[Extracted records]
==================================================

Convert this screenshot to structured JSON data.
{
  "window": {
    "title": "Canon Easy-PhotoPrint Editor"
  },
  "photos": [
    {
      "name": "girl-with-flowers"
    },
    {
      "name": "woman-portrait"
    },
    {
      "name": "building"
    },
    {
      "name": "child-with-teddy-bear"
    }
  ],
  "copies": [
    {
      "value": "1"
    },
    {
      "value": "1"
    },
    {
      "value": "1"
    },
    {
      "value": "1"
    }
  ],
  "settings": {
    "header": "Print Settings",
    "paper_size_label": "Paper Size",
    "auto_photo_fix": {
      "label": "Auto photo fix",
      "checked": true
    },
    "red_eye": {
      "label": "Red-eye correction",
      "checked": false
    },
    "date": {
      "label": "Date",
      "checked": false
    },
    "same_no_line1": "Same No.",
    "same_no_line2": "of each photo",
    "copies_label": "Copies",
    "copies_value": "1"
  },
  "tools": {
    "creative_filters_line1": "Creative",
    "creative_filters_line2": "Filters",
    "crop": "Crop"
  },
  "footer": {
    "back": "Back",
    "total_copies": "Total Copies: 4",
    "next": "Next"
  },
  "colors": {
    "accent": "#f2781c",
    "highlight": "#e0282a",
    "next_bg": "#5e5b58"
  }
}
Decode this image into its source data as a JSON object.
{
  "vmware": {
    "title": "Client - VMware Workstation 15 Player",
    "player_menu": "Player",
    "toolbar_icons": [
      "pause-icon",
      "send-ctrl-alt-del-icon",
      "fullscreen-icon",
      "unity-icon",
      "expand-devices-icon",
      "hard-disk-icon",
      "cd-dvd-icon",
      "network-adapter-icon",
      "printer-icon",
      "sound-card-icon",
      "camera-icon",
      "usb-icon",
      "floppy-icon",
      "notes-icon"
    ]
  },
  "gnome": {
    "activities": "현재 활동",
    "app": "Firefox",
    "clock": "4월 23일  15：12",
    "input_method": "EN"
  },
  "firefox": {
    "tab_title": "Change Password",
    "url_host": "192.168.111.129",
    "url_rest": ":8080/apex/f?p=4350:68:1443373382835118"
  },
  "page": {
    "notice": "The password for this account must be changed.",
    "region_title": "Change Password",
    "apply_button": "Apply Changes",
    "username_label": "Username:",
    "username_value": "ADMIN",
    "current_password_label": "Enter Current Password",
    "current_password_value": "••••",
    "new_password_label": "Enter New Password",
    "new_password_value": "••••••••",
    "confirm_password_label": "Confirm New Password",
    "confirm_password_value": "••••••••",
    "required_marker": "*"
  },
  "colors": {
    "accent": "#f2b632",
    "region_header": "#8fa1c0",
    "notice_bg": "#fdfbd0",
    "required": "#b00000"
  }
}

==================================================

[YOUR OBJECTIVE] What do the records say? Quote them all exactly.

[RESULT OF THIS EXERCISE]
Convert this screenshot to structured JSON data.
{
  "window": {
    "title": "Canon Easy-PhotoPrint Editor"
  },
  "photos": [
    {
      "name": "girl-with-flowers"
    },
    {
      "name": "woman-portrait"
    },
    {
      "name": "building"
    },
    {
      "name": "child-with-teddy-bear"
    }
  ],
  "copies": [
    {
      "value": "1"
    },
    {
      "value": "1"
    },
    {
      "value": "1"
    },
    {
      "value": "1"
    }
  ],
  "settings": {
    "header": "Print Settings",
    "paper_size_label": "Paper Size",
    "auto_photo_fix": {
      "label": "Auto photo fix",
      "checked": true
    },
    "red_eye": {
      "label": "Red-eye correction",
      "checked": false
    },
    "date": {
      "label": "Date",
      "checked": false
    },
    "same_no_line1": "Same No.",
    "same_no_line2": "of each photo",
    "copies_label": "Copies",
    "copies_value": "1"
  },
  "tools": {
    "creative_filters_line1": "Creative",
    "creative_filters_line2": "Filters",
    "crop": "Crop"
  },
  "footer": {
    "back": "Back",
    "total_copies": "Total Copies: 4",
    "next": "Next"
  },
  "colors": {
    "accent": "#f2781c",
    "highlight": "#e0282a",
    "next_bg": "#5e5b58"
  }
}
Decode this image into its source data as a JSON object.
{
  "vmware": {
    "title": "Client - VMware Workstation 15 Player",
    "player_menu": "Player",
    "toolbar_icons": [
      "pause-icon",
      "send-ctrl-alt-del-icon",
      "fullscreen-icon",
      "unity-icon",
      "expand-devices-icon",
      "hard-disk-icon",
      "cd-dvd-icon",
      "network-adapter-icon",
      "printer-icon",
      "sound-card-icon",
      "camera-icon",
      "usb-icon",
      "floppy-icon",
      "notes-icon"
    ]
  },
  "gnome": {
    "activities": "현재 활동",
    "app": "Firefox",
    "clock": "4월 23일  15：12",
    "input_method": "EN"
  },
  "firefox": {
    "tab_title": "Change Password",
    "url_host": "192.168.111.129",
    "url_rest": ":8080/apex/f?p=4350:68:1443373382835118"
  },
  "page": {
    "notice": "The password for this account must be changed.",
    "region_title": "Change Password",
    "apply_button": "Apply Changes",
    "username_label": "Username:",
    "username_value": "ADMIN",
    "current_password_label": "Enter Current Password",
    "current_password_value": "••••",
    "new_password_label": "Enter New Password",
    "new_password_value": "••••••••",
    "confirm_password_label": "Confirm New Password",
    "confirm_password_value": "••••••••",
    "required_marker": "*"
  },
  "colors": {
    "accent": "#f2b632",
    "region_header": "#8fa1c0",
    "notice_bg": "#fdfbd0",
    "required": "#b00000"
  }
}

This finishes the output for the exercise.